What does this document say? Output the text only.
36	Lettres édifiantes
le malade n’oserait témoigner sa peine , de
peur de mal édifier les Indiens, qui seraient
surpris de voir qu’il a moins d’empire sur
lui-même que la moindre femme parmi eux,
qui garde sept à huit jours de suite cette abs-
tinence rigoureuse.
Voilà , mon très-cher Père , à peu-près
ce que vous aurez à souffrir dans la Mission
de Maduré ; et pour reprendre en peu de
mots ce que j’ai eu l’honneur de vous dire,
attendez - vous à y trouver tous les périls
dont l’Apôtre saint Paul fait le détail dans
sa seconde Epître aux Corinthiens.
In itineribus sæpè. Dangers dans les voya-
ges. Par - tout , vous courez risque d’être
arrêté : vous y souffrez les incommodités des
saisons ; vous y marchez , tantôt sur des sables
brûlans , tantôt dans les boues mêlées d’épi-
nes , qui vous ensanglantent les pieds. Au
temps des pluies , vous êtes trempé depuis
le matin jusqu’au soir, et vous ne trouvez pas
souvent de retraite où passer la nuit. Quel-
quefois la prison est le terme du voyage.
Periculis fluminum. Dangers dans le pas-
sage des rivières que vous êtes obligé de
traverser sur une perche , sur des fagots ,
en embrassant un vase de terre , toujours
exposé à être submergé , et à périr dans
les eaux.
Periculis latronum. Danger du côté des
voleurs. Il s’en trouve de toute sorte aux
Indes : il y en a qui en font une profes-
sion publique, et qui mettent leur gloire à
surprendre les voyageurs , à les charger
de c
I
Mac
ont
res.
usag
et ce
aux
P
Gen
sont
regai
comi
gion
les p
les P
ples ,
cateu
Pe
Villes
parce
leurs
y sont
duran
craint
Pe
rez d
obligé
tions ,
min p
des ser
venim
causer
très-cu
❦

# # #

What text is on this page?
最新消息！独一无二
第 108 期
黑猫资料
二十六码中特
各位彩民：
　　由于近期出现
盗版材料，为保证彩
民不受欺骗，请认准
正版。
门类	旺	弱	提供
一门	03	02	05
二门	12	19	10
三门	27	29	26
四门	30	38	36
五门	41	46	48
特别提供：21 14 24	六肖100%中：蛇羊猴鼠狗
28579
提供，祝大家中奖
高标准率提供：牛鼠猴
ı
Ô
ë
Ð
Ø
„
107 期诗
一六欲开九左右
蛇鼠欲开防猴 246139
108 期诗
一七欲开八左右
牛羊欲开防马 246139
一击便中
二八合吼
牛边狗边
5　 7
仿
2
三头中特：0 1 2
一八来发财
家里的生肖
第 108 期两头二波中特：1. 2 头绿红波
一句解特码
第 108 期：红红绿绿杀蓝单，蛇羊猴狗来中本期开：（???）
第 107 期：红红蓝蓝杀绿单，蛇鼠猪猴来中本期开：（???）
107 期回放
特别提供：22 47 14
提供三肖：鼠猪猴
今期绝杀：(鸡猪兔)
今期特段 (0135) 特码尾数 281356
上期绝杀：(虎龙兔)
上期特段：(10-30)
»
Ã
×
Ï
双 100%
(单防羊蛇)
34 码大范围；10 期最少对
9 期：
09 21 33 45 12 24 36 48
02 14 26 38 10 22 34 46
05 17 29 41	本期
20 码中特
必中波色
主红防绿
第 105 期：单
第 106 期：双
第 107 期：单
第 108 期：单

# # #

Problem to solve —
Of the lines in the data, how many hold the string "What"? State the number, nothing else.

Task output —
2